▸ TRECHO SELECIONADO

Sete dicas para prevenir o câncer de pele

A radiação ultra-violeta (RUV), produzida pela luz solar, é essencial para a preservação do calor e pela a nossa vida. No entanto, a exposição exagerada ao sol pode causar vários danos à pele, inclusive um câncer da pele.

Essa radiação é subdividida em UVA, UVB e UVC, sendo que os dois primeiros espectros de onda são causadores de tumores, queimadura solar e envelhecimento cutâneo. “Entre 10 e 14 horas as radiações são mais lesivas a pele, devido à maior quantidade de UVB e UVA. As radiações ultravioletas do sol alteram o código genético das células e os mecanismos de defesa que protegem a pele contra lesões malignas”, afirma o Dr. Fernando Passos de Freitas.

A exposição solar tem efeito cumulativo, podendo o câncer de pele surgir muitos anos mais tarde. Estudos revelam que a proteção ao sol na infância e adolescência reduz significativamente os riscos de câncer de pele. Uma fase da vida onde a criança e/ou o adolescente ficam grande parte do dia ao ar livre.

▸ EXTRATOS DE DADOS
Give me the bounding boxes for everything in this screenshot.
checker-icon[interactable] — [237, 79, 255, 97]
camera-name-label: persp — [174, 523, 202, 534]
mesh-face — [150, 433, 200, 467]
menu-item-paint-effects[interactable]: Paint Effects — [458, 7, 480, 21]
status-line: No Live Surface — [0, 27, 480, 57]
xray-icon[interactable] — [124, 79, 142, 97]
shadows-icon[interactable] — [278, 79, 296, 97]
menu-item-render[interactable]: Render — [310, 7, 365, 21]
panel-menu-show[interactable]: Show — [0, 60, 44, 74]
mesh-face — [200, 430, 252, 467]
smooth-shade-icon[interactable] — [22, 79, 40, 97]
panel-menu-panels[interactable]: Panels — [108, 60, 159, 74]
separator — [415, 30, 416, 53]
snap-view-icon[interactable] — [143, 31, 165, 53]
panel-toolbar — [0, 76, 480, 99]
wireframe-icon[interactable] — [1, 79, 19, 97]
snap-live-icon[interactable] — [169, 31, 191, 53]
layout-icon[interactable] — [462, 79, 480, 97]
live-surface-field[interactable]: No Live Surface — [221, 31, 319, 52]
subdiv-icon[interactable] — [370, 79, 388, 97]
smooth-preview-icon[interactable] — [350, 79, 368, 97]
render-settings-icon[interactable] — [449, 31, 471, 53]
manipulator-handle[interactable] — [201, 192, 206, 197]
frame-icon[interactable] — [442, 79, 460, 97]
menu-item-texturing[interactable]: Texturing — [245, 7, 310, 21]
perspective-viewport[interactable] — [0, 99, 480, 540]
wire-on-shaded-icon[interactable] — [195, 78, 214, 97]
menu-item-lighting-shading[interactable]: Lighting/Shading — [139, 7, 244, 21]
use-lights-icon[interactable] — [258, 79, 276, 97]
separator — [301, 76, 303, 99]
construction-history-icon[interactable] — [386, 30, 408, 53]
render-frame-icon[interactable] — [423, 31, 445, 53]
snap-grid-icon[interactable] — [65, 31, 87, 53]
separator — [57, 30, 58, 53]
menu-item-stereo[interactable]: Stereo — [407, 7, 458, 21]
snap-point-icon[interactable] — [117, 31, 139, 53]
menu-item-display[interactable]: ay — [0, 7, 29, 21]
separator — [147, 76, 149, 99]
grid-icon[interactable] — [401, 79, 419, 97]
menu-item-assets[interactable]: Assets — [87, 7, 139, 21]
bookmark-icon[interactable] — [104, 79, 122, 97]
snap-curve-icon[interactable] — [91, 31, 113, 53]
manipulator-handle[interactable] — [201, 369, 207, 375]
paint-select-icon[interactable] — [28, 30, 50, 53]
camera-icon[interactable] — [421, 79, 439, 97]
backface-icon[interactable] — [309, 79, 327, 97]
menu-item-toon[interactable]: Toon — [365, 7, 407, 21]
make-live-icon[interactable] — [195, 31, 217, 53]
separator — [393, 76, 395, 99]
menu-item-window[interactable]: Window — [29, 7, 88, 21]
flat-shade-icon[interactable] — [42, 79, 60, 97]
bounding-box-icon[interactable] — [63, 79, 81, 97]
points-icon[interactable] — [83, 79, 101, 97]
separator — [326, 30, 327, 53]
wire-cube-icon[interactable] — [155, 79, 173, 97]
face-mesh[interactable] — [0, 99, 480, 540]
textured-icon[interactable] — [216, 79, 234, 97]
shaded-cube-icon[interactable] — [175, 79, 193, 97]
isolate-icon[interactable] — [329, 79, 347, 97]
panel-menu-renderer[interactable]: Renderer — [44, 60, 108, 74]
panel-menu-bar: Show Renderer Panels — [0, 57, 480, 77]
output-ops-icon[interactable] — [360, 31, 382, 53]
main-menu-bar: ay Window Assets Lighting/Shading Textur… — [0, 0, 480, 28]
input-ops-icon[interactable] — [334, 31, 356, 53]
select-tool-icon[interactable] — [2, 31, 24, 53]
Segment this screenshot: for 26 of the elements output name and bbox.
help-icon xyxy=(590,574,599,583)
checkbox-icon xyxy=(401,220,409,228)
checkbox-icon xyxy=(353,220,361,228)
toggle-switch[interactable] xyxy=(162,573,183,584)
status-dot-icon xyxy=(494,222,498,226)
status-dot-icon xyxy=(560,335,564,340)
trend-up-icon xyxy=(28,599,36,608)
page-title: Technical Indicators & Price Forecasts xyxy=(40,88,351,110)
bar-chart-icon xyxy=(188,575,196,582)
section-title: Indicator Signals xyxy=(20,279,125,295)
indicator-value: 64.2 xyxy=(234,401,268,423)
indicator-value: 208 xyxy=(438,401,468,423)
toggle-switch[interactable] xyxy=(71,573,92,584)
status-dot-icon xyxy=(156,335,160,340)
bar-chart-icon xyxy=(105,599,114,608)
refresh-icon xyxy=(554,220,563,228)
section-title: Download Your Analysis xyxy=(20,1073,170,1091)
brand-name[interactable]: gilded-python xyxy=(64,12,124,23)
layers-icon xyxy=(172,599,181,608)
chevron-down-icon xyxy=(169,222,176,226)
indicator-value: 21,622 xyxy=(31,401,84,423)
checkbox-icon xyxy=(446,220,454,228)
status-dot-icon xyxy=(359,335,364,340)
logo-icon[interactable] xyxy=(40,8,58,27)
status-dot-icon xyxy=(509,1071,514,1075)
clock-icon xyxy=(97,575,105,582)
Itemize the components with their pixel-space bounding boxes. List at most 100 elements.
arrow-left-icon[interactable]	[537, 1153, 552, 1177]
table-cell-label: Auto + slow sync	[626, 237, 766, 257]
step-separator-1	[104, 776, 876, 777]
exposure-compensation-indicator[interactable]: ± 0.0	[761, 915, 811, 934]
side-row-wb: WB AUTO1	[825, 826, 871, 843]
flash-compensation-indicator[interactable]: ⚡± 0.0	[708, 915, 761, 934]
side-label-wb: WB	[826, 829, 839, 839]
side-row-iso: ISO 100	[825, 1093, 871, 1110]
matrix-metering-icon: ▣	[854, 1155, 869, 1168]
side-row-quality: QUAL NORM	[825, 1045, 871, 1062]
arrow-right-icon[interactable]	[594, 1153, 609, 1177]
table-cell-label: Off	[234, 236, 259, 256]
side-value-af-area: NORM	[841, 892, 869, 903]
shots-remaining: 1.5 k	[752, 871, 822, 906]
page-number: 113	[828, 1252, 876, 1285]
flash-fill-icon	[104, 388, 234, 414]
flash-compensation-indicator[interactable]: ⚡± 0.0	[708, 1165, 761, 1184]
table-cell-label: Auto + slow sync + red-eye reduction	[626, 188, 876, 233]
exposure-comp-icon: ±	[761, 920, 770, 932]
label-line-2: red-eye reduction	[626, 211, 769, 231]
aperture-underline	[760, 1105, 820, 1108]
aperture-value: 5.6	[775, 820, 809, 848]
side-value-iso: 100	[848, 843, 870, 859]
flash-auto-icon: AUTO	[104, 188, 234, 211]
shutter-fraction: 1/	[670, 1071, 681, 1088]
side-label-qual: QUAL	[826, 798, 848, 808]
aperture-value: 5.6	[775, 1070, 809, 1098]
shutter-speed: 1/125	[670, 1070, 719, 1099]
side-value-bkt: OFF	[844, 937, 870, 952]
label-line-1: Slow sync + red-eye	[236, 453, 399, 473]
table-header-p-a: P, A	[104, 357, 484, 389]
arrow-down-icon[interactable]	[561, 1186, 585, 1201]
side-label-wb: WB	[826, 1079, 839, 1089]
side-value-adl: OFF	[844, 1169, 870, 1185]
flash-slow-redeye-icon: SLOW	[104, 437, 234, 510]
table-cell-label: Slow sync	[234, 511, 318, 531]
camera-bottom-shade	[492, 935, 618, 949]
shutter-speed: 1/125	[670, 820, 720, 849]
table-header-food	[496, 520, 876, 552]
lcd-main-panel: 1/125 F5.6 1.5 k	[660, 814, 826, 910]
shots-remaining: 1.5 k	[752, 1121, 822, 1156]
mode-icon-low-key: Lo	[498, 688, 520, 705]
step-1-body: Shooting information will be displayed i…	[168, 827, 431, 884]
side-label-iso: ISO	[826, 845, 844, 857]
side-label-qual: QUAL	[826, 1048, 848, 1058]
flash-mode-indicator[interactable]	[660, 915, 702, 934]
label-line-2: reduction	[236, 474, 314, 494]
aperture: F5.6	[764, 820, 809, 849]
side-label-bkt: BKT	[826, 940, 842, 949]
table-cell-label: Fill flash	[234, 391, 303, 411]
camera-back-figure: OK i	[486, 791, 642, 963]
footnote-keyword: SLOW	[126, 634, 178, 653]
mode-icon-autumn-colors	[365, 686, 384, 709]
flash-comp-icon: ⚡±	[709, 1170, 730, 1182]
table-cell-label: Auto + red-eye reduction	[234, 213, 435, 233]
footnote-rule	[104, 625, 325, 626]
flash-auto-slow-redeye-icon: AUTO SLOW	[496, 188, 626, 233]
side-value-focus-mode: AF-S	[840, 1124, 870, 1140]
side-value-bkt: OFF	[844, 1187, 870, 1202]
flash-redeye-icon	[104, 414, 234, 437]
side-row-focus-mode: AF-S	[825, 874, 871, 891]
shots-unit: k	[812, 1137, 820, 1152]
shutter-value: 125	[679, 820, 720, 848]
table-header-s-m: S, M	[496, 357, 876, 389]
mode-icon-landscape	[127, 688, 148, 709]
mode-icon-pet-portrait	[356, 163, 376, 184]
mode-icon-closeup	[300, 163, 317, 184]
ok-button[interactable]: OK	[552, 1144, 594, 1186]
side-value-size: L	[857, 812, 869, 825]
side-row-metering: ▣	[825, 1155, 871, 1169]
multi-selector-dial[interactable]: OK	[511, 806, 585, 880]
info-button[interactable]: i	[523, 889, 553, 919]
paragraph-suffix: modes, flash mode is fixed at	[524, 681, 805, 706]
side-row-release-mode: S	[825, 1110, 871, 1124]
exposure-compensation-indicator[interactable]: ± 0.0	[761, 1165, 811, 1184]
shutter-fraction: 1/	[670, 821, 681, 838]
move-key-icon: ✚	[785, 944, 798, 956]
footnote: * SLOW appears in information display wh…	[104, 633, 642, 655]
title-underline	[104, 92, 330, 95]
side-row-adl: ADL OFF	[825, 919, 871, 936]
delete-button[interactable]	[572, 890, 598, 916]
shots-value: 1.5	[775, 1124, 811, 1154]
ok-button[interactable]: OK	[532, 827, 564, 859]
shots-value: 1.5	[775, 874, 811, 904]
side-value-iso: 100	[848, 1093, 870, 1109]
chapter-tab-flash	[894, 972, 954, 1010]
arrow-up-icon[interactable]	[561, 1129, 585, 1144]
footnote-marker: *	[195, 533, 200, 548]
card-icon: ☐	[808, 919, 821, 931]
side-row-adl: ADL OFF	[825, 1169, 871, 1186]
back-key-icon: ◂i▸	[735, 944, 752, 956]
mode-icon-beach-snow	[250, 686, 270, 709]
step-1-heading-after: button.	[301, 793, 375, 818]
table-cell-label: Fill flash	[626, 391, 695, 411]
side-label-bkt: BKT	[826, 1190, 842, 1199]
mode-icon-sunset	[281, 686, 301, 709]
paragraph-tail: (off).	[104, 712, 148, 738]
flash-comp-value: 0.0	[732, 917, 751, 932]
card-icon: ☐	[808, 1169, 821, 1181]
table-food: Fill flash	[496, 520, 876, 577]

▸ A TAREFA
Transcreva do texto sobre a prevenção do câncer de pele o trecho que começa em "Sete dicas para" e vai até "câncer da pele.", inclusive.

▸ RESPOSTA ABAIXO
Sete dicas para prevenir o câncer de pele

A radiação ultra-violeta (RUV), produzida pela luz solar, é essencial para a preservação do calor e pela a nossa vida. No entanto, a exposição exagerada ao sol pode causar vários danos à pele, inclusive um câncer da pele.